SUPPLIED DATA ::
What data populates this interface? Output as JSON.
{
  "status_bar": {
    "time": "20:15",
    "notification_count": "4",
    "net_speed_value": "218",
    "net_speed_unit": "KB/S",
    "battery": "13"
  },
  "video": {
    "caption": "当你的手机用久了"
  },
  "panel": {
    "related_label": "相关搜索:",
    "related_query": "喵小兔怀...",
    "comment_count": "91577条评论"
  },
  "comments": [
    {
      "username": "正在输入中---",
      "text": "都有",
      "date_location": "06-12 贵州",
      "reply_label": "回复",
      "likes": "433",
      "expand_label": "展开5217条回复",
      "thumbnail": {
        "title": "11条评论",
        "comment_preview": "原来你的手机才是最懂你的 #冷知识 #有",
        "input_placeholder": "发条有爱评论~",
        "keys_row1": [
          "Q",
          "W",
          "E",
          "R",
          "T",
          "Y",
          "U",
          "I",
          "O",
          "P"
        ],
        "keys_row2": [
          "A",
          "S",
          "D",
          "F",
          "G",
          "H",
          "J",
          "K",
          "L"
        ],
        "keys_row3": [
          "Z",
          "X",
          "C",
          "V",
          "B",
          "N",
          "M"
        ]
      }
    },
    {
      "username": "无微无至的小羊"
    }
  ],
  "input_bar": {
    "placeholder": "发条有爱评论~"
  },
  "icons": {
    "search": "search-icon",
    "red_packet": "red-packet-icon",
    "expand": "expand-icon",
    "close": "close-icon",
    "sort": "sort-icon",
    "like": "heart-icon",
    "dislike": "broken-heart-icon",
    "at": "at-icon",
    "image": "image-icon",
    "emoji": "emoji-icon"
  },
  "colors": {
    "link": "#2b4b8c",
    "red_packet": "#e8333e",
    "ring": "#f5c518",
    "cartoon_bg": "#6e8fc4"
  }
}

EXERCISE DIRECTIONS :: Output the data above exactly, please, line for line.

REPLY TO THE EXERCISE ::
What data populates this interface? Output as JSON.
{
  "status_bar": {
    "time": "20:15",
    "notification_count": "4",
    "net_speed_value": "218",
    "net_speed_unit": "KB/S",
    "battery": "13"
  },
  "video": {
    "caption": "当你的手机用久了"
  },
  "panel": {
    "related_label": "相关搜索:",
    "related_query": "喵小兔怀...",
    "comment_count": "91577条评论"
  },
  "comments": [
    {
      "username": "正在输入中---",
      "text": "都有",
      "date_location": "06-12 贵州",
      "reply_label": "回复",
      "likes": "433",
      "expand_label": "展开5217条回复",
      "thumbnail": {
        "title": "11条评论",
        "comment_preview": "原来你的手机才是最懂你的 #冷知识 #有",
        "input_placeholder": "发条有爱评论~",
        "keys_row1": [
          "Q",
          "W",
          "E",
          "R",
          "T",
          "Y",
          "U",
          "I",
          "O",
          "P"
        ],
        "keys_row2": [
          "A",
          "S",
          "D",
          "F",
          "G",
          "H",
          "J",
          "K",
          "L"
        ],
        "keys_row3": [
          "Z",
          "X",
          "C",
          "V",
          "B",
          "N",
          "M"
        ]
      }
    },
    {
      "username": "无微无至的小羊"
    }
  ],
  "input_bar": {
    "placeholder": "发条有爱评论~"
  },
  "icons": {
    "search": "search-icon",
    "red_packet": "red-packet-icon",
    "expand": "expand-icon",
    "close": "close-icon",
    "sort": "sort-icon",
    "like": "heart-icon",
    "dislike": "broken-heart-icon",
    "at": "at-icon",
    "image": "image-icon",
    "emoji": "emoji-icon"
  },
  "colors": {
    "link": "#2b4b8c",
    "red_packet": "#e8333e",
    "ring": "#f5c518",
    "cartoon_bg": "#6e8fc4"
  }
}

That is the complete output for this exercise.